** START OF INFORMATION GIVEN **

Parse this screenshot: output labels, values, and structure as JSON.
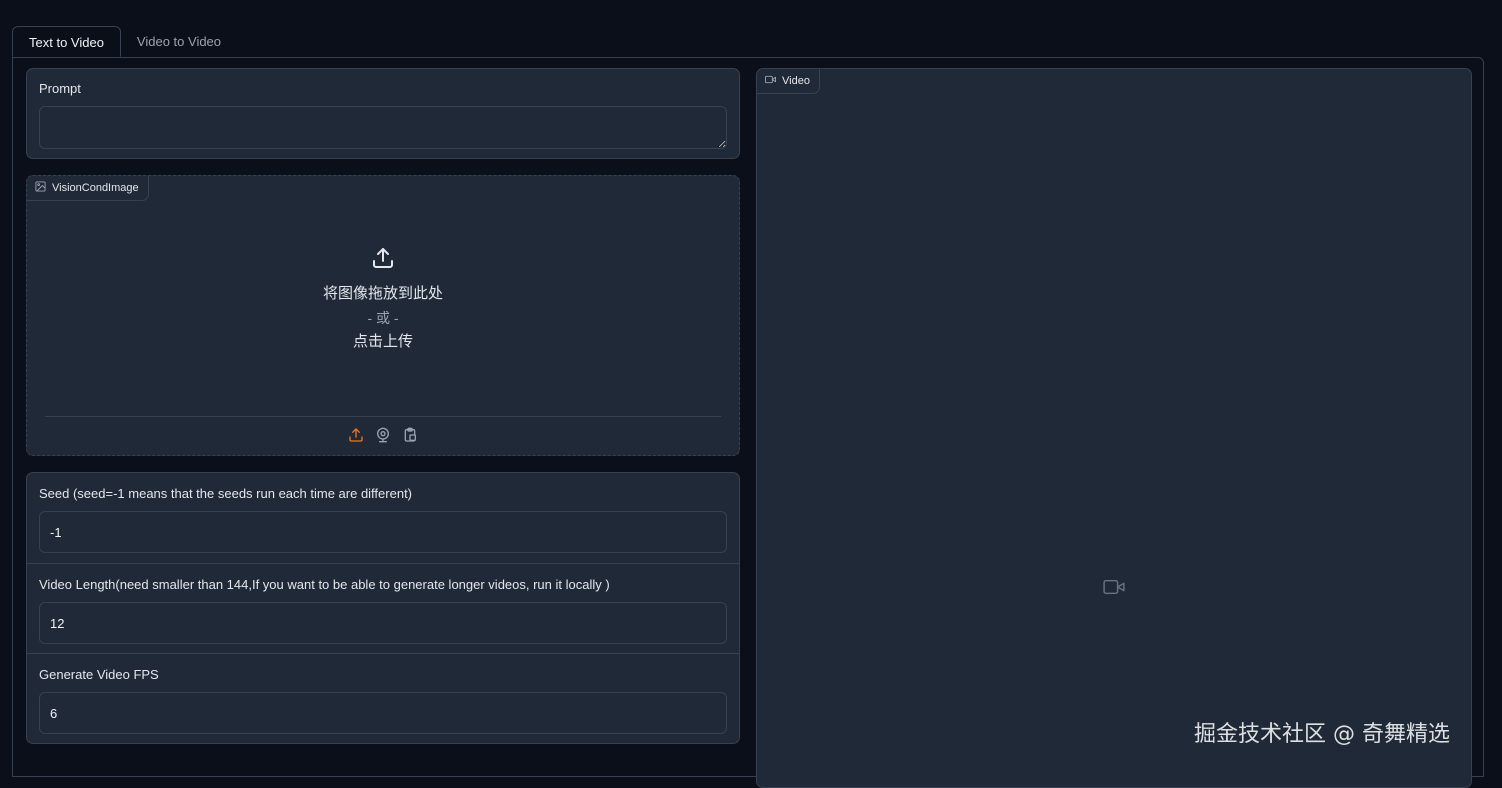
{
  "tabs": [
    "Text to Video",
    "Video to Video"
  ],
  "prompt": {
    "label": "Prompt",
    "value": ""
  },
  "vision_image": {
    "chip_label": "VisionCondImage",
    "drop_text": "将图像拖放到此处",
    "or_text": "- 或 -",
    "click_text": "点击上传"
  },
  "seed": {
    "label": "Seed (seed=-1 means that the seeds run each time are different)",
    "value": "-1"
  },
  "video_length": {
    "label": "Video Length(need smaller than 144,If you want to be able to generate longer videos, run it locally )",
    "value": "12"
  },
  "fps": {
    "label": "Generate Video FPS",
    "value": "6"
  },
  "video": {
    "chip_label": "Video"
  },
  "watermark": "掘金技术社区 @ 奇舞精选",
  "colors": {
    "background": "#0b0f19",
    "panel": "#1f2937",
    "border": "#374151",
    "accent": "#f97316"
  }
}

** END OF INFORMATION GIVEN **
** START OF INFORMATION GIVEN **

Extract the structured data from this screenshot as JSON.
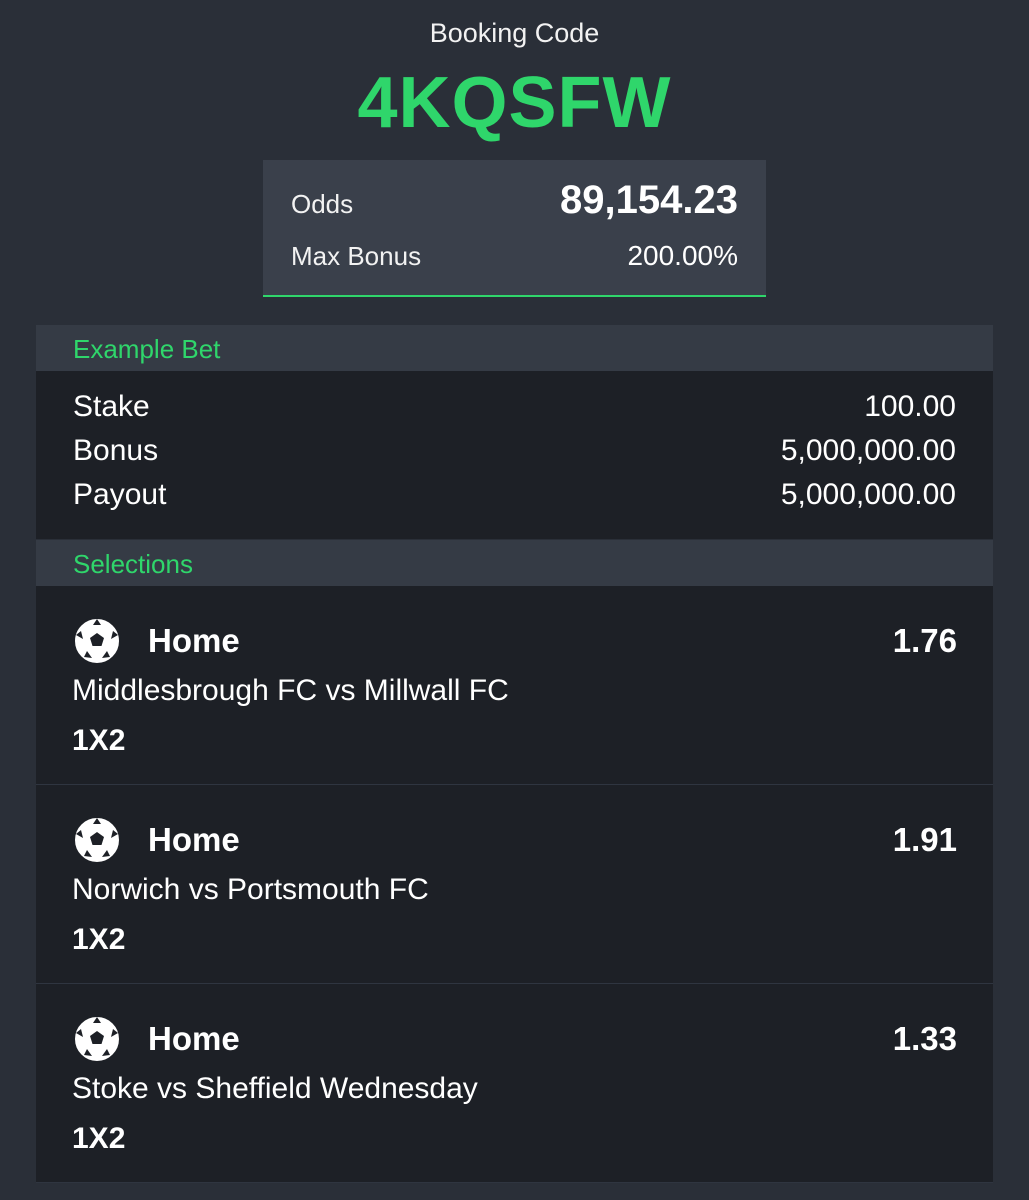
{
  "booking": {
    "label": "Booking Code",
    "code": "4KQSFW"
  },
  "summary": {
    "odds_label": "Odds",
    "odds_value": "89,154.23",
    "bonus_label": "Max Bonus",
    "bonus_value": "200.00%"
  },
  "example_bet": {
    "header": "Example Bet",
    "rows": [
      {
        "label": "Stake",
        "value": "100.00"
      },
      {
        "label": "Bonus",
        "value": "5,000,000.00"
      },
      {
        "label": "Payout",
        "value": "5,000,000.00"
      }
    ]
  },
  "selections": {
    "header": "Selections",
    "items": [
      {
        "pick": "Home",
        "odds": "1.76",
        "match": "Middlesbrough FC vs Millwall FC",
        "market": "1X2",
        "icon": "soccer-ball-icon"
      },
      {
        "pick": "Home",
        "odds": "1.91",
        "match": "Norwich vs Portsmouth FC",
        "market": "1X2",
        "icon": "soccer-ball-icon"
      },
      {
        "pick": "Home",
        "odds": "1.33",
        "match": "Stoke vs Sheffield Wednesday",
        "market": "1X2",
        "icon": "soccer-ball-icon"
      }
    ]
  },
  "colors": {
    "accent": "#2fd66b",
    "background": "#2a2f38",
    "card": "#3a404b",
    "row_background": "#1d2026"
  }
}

** END OF INFORMATION GIVEN **
** START OF INFORMATION GIVEN **

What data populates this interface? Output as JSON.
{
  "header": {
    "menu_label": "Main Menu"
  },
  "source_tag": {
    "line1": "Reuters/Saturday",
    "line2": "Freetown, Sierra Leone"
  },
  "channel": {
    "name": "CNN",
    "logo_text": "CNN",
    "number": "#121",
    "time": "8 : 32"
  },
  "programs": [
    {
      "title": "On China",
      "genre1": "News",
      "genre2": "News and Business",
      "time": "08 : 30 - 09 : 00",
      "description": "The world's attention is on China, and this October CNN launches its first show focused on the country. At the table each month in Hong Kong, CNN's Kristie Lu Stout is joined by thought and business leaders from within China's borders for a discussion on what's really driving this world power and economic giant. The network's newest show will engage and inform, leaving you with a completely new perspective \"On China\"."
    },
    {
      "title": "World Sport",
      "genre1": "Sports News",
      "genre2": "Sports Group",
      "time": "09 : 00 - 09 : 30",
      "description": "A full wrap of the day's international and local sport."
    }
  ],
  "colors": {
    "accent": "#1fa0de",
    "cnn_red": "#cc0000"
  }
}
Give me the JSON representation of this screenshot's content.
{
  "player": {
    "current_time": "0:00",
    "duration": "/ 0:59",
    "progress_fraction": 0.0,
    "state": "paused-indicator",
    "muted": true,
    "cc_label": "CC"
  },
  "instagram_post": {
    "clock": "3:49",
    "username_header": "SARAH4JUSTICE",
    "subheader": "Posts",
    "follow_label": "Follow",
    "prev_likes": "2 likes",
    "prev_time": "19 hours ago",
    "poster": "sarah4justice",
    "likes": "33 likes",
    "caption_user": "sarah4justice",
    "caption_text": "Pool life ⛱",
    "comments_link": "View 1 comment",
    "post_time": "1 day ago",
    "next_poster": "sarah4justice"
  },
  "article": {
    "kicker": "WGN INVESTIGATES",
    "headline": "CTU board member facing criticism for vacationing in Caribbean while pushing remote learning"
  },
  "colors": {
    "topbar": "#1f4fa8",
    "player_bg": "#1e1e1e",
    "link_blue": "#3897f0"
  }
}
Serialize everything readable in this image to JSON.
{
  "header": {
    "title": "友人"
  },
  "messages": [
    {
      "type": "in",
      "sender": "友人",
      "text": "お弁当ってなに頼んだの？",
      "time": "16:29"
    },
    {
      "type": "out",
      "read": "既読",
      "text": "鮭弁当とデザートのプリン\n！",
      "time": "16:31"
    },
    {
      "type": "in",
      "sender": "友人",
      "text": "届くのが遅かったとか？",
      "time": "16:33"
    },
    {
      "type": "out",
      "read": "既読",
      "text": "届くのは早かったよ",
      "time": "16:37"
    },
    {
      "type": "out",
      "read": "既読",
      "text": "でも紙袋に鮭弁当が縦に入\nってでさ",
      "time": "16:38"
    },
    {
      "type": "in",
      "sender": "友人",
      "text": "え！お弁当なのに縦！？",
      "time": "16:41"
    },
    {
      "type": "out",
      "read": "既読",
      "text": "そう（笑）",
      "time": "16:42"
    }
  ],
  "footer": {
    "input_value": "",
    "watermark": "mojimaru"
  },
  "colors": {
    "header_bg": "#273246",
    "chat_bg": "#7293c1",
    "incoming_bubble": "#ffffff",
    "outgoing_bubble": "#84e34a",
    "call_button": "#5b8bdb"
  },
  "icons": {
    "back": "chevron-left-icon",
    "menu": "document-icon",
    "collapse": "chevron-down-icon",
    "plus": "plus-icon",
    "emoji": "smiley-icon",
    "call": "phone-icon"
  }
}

** END OF INFORMATION GIVEN **

- [INSTRUCTION] What is the number of lines in these records that contain "chevron"? Reply with the number only.

- [WRITTEN SOLUTION] 2